===== Information provided =====

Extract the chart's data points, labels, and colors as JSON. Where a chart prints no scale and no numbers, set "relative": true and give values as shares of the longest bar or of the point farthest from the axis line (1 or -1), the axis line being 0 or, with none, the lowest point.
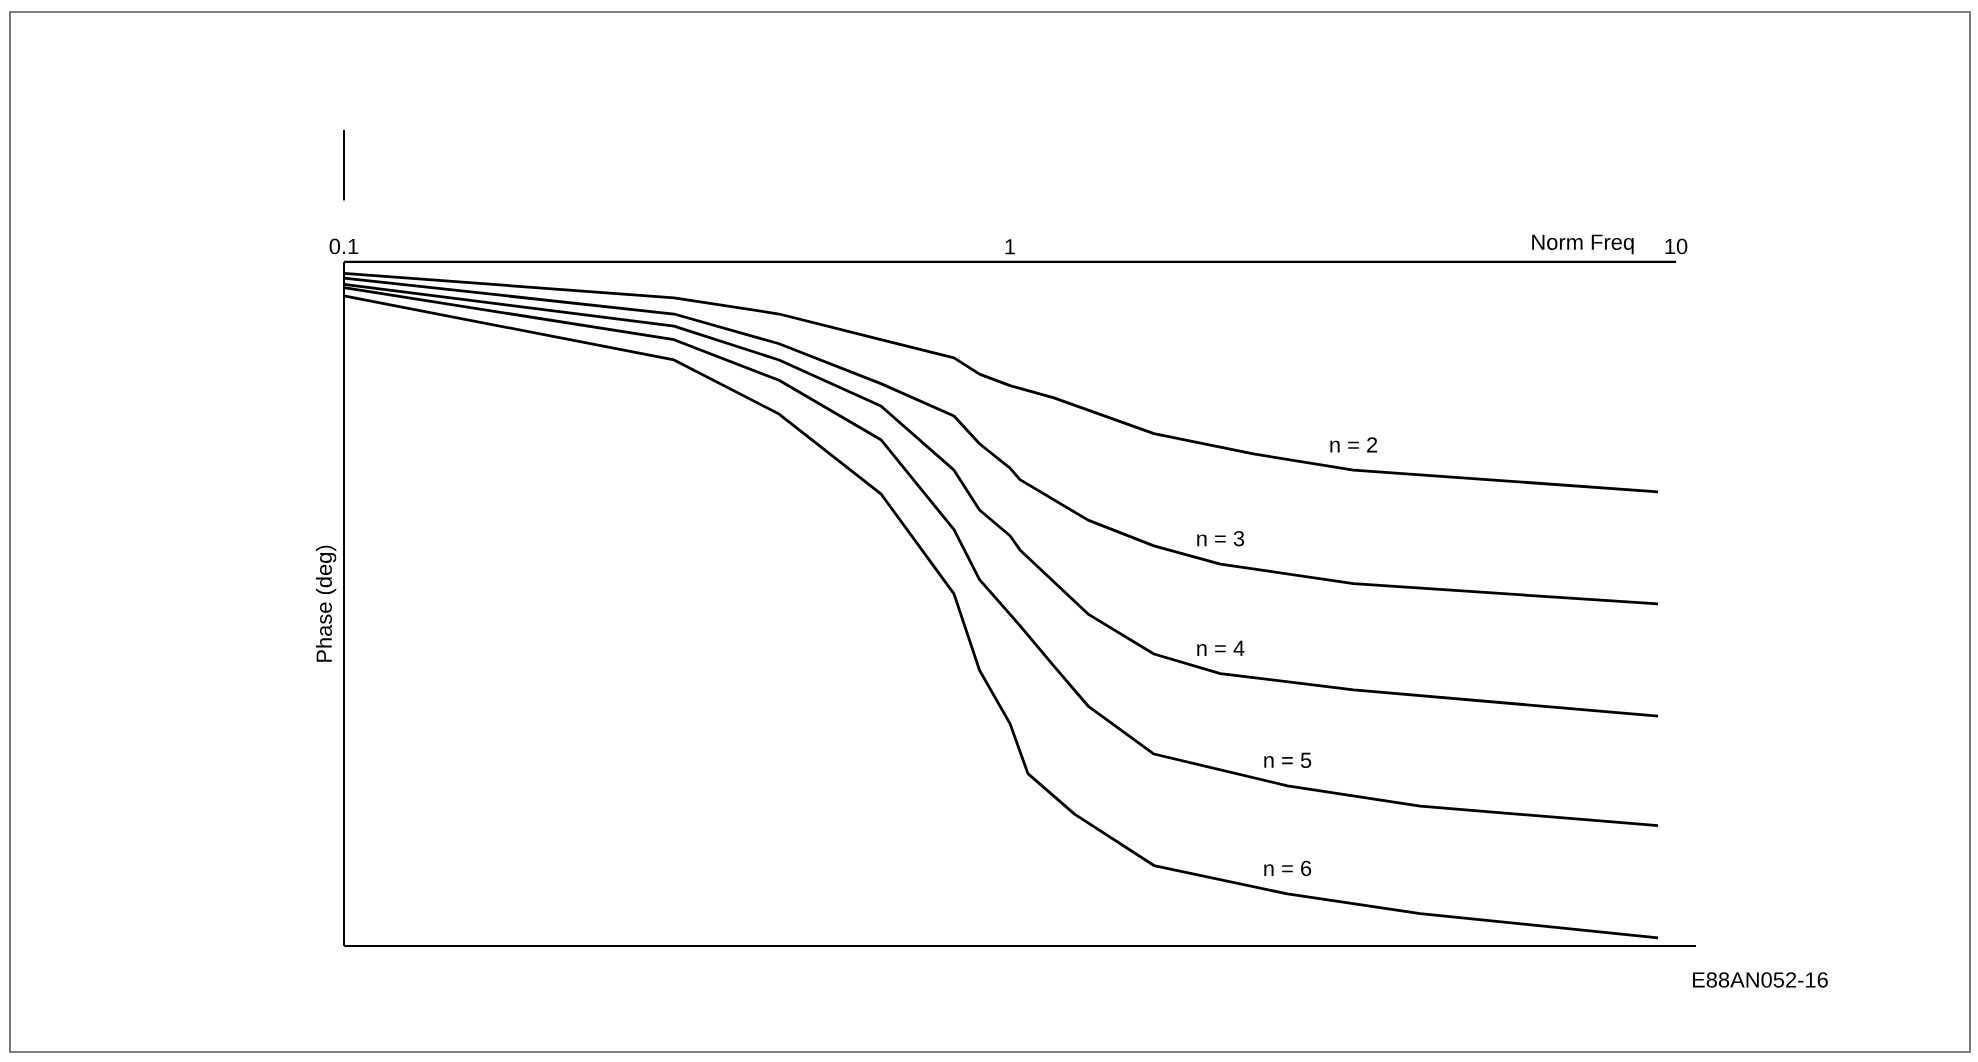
{
  "chart_data": {
    "type": "line",
    "xlabel": "Norm Freq",
    "ylabel": "Phase (deg)",
    "relative": true,
    "log": "x",
    "xlim": [
      0.1,
      10
    ],
    "xticks": [
      0.1,
      1,
      10
    ],
    "line_style": "solid",
    "annotations": [
      "E88AN052-16"
    ],
    "series": [
      {
        "name": "n = 2",
        "color": "#000000",
        "x": [
          0.1,
          0.313,
          0.45,
          0.64,
          0.824,
          0.9,
          1.0,
          1.164,
          1.645,
          2.32,
          3.28,
          5.2,
          9.4
        ],
        "values": [
          -0.017,
          -0.053,
          -0.077,
          -0.115,
          -0.142,
          -0.166,
          -0.183,
          -0.201,
          -0.254,
          -0.284,
          -0.308,
          -0.322,
          -0.34
        ]
      },
      {
        "name": "n = 3",
        "color": "#000000",
        "x": [
          0.1,
          0.313,
          0.45,
          0.64,
          0.824,
          0.9,
          1.0,
          1.035,
          1.31,
          1.645,
          2.07,
          3.28,
          9.4
        ],
        "values": [
          -0.024,
          -0.077,
          -0.121,
          -0.18,
          -0.228,
          -0.269,
          -0.305,
          -0.322,
          -0.382,
          -0.42,
          -0.447,
          -0.476,
          -0.506
        ]
      },
      {
        "name": "n = 4",
        "color": "#000000",
        "x": [
          0.1,
          0.313,
          0.45,
          0.64,
          0.824,
          0.9,
          1.0,
          1.035,
          1.31,
          1.645,
          2.07,
          3.28,
          9.4
        ],
        "values": [
          -0.033,
          -0.095,
          -0.145,
          -0.213,
          -0.308,
          -0.367,
          -0.405,
          -0.426,
          -0.521,
          -0.58,
          -0.609,
          -0.633,
          -0.672
        ]
      },
      {
        "name": "n = 5",
        "color": "#000000",
        "x": [
          0.1,
          0.313,
          0.45,
          0.64,
          0.824,
          0.9,
          1.035,
          1.164,
          1.31,
          1.645,
          2.61,
          4.13,
          9.4
        ],
        "values": [
          -0.038,
          -0.115,
          -0.175,
          -0.263,
          -0.396,
          -0.47,
          -0.538,
          -0.598,
          -0.657,
          -0.728,
          -0.775,
          -0.805,
          -0.834
        ]
      },
      {
        "name": "n = 6",
        "color": "#000000",
        "x": [
          0.1,
          0.313,
          0.45,
          0.64,
          0.824,
          0.9,
          1.0,
          1.064,
          1.25,
          1.645,
          2.61,
          4.13,
          9.4
        ],
        "values": [
          -0.05,
          -0.145,
          -0.225,
          -0.343,
          -0.491,
          -0.604,
          -0.683,
          -0.757,
          -0.817,
          -0.893,
          -0.935,
          -0.964,
          -1.0
        ]
      }
    ]
  }
}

=====

Exercise prompt:
Print every record above exactly as written, leaving out the pictures.

Worked solution:
Extract the chart's data points, labels, and colors as JSON. Where a chart prints no scale and no numbers, set "relative": true and give values as shares of the longest bar or of the point farthest from the axis line (1 or -1), the axis line being 0 or, with none, the lowest point.
{
  "chart_data": {
    "type": "line",
    "xlabel": "Norm Freq",
    "ylabel": "Phase (deg)",
    "relative": true,
    "log": "x",
    "xlim": [
      0.1,
      10
    ],
    "xticks": [
      0.1,
      1,
      10
    ],
    "line_style": "solid",
    "annotations": [
      "E88AN052-16"
    ],
    "series": [
      {
        "name": "n = 2",
        "color": "#000000",
        "x": [
          0.1,
          0.313,
          0.45,
          0.64,
          0.824,
          0.9,
          1.0,
          1.164,
          1.645,
          2.32,
          3.28,
          5.2,
          9.4
        ],
        "values": [
          -0.017,
          -0.053,
          -0.077,
          -0.115,
          -0.142,
          -0.166,
          -0.183,
          -0.201,
          -0.254,
          -0.284,
          -0.308,
          -0.322,
          -0.34
        ]
      },
      {
        "name": "n = 3",
        "color": "#000000",
        "x": [
          0.1,
          0.313,
          0.45,
          0.64,
          0.824,
          0.9,
          1.0,
          1.035,
          1.31,
          1.645,
          2.07,
          3.28,
          9.4
        ],
        "values": [
          -0.024,
          -0.077,
          -0.121,
          -0.18,
          -0.228,
          -0.269,
          -0.305,
          -0.322,
          -0.382,
          -0.42,
          -0.447,
          -0.476,
          -0.506
        ]
      },
      {
        "name": "n = 4",
        "color": "#000000",
        "x": [
          0.1,
          0.313,
          0.45,
          0.64,
          0.824,
          0.9,
          1.0,
          1.035,
          1.31,
          1.645,
          2.07,
          3.28,
          9.4
        ],
        "values": [
          -0.033,
          -0.095,
          -0.145,
          -0.213,
          -0.308,
          -0.367,
          -0.405,
          -0.426,
          -0.521,
          -0.58,
          -0.609,
          -0.633,
          -0.672
        ]
      },
      {
        "name": "n = 5",
        "color": "#000000",
        "x": [
          0.1,
          0.313,
          0.45,
          0.64,
          0.824,
          0.9,
          1.035,
          1.164,
          1.31,
          1.645,
          2.61,
          4.13,
          9.4
        ],
        "values": [
          -0.038,
          -0.115,
          -0.175,
          -0.263,
          -0.396,
          -0.47,
          -0.538,
          -0.598,
          -0.657,
          -0.728,
          -0.775,
          -0.805,
          -0.834
        ]
      },
      {
        "name": "n = 6",
        "color": "#000000",
        "x": [
          0.1,
          0.313,
          0.45,
          0.64,
          0.824,
          0.9,
          1.0,
          1.064,
          1.25,
          1.645,
          2.61,
          4.13,
          9.4
        ],
        "values": [
          -0.05,
          -0.145,
          -0.225,
          -0.343,
          -0.491,
          -0.604,
          -0.683,
          -0.757,
          -0.817,
          -0.893,
          -0.935,
          -0.964,
          -1.0
        ]
      }
    ]
  }
}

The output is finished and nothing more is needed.